-- RECORDS SUPPLIED follows --

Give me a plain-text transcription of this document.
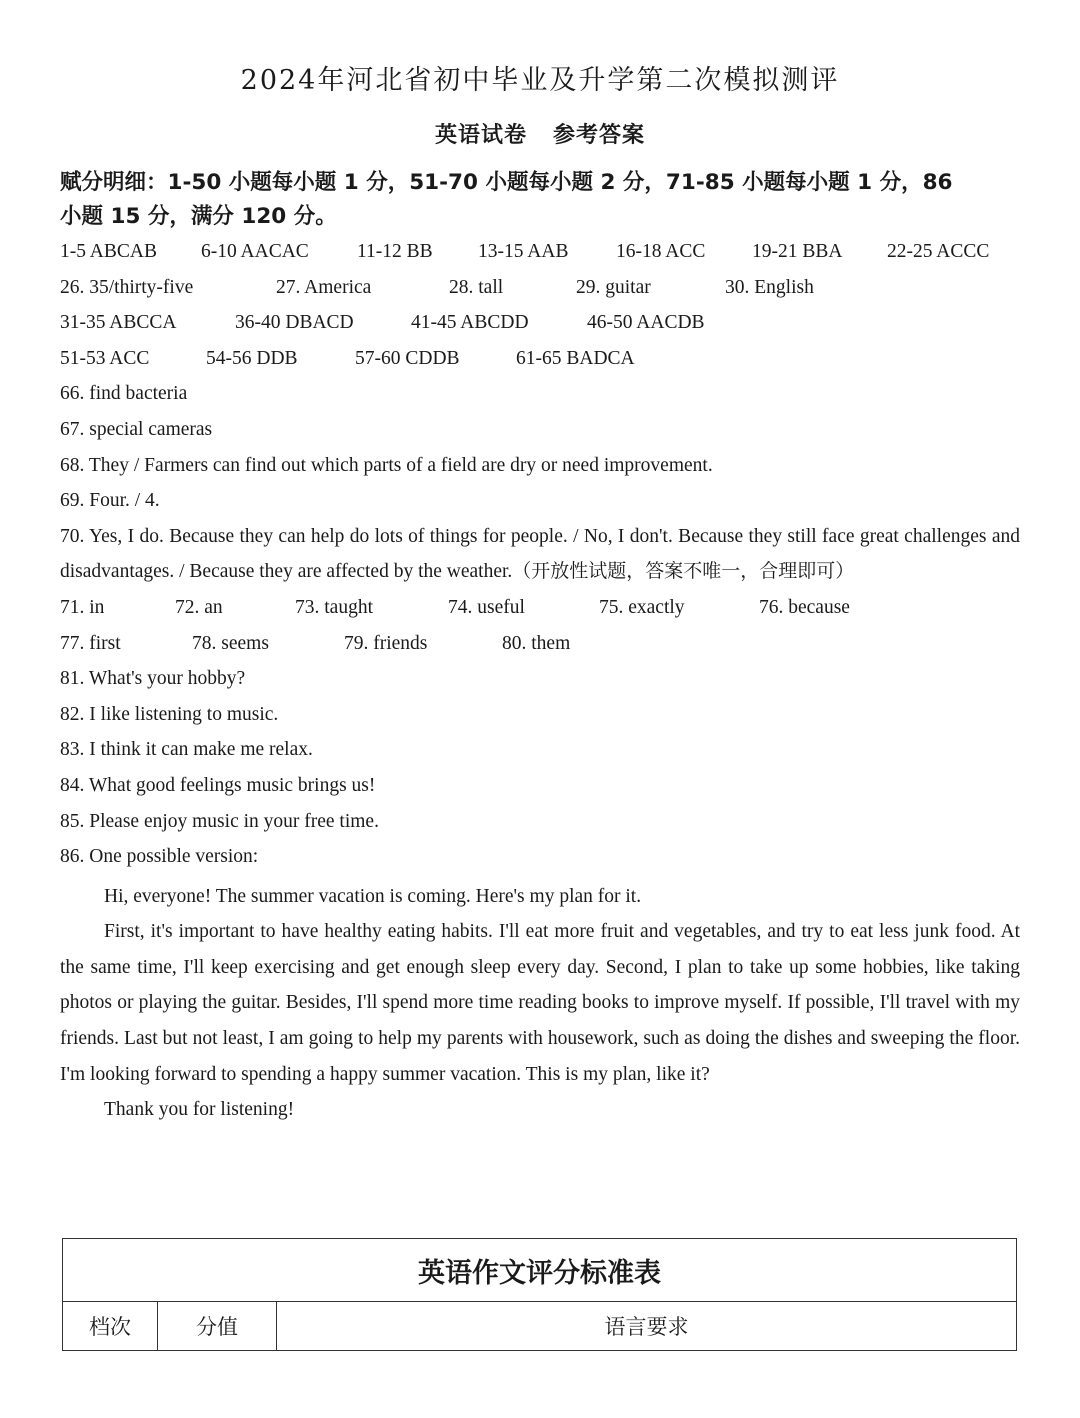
2024年河北省初中毕业及升学第二次模拟测评
英语试卷 参考答案
赋分明细：1-50 小题每小题 1 分，51-70 小题每小题 2 分，71-85 小题每小题 1 分，86
小题 15 分，满分 120 分。
1-5 ABCAB 6-10 AACAC 11-12 BB 13-15 AAB 16-18 ACC 19-21 BBA 22-25 ACCC
26. 35/thirty-five	27. America	28. tall	29. guitar	30. English
31-35 ABCCA	36-40 DBACD	41-45 ABCDD	46-50 AACDB
51-53 ACC	54-56 DDB	57-60 CDDB	61-65 BADCA
66. find bacteria
67. special cameras
68. They / Farmers can find out which parts of a field are dry or need improvement.
69. Four. / 4.
70. Yes, I do. Because they can help do lots of things for people. / No, I don't. Because they still face great challenges and disadvantages. / Because they are affected by the weather.（开放性试题，答案不唯一，合理即可）
71. in	72. an	73. taught	74. useful	75. exactly	76. because
77. first	78. seems	79. friends	80. them
81. What's your hobby?
82. I like listening to music.
83. I think it can make me relax.
84. What good feelings music brings us!
85. Please enjoy music in your free time.
86. One possible version:
Hi, everyone! The summer vacation is coming. Here's my plan for it.
First, it's important to have healthy eating habits. I'll eat more fruit and vegetables, and try to eat less junk food. At the same time, I'll keep exercising and get enough sleep every day. Second, I plan to take up some hobbies, like taking photos or playing the guitar. Besides, I'll spend more time reading books to improve myself. If possible, I'll travel with my friends. Last but not least, I am going to help my parents with housework, such as doing the dishes and sweeping the floor. I'm looking forward to spending a happy summer vacation. This is my plan, like it?
Thank you for listening!
英语作文评分标准表
档次	分值	语言要求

-- RECORDS SUPPLIED concluded --

- **DESCRIPTION OF THE TASK**
Could you write out the records again exactly, without any of their pictures?

- **ANSWER TO THE EXERCISE**
Give me a plain-text transcription of this document.
2024年河北省初中毕业及升学第二次模拟测评
英语试卷 参考答案
赋分明细：1-50 小题每小题 1 分，51-70 小题每小题 2 分，71-85 小题每小题 1 分，86
小题 15 分，满分 120 分。
1-5 ABCAB 6-10 AACAC 11-12 BB 13-15 AAB 16-18 ACC 19-21 BBA 22-25 ACCC
26. 35/thirty-five	27. America	28. tall	29. guitar	30. English
31-35 ABCCA	36-40 DBACD	41-45 ABCDD	46-50 AACDB
51-53 ACC	54-56 DDB	57-60 CDDB	61-65 BADCA
66. find bacteria
67. special cameras
68. They / Farmers can find out which parts of a field are dry or need improvement.
69. Four. / 4.
70. Yes, I do. Because they can help do lots of things for people. / No, I don't. Because they still face great challenges and disadvantages. / Because they are affected by the weather.（开放性试题，答案不唯一，合理即可）
71. in	72. an	73. taught	74. useful	75. exactly	76. because
77. first	78. seems	79. friends	80. them
81. What's your hobby?
82. I like listening to music.
83. I think it can make me relax.
84. What good feelings music brings us!
85. Please enjoy music in your free time.
86. One possible version:
Hi, everyone! The summer vacation is coming. Here's my plan for it.
First, it's important to have healthy eating habits. I'll eat more fruit and vegetables, and try to eat less junk food. At the same time, I'll keep exercising and get enough sleep every day. Second, I plan to take up some hobbies, like taking photos or playing the guitar. Besides, I'll spend more time reading books to improve myself. If possible, I'll travel with my friends. Last but not least, I am going to help my parents with housework, such as doing the dishes and sweeping the floor. I'm looking forward to spending a happy summer vacation. This is my plan, like it?
Thank you for listening!
英语作文评分标准表
档次	分值	语言要求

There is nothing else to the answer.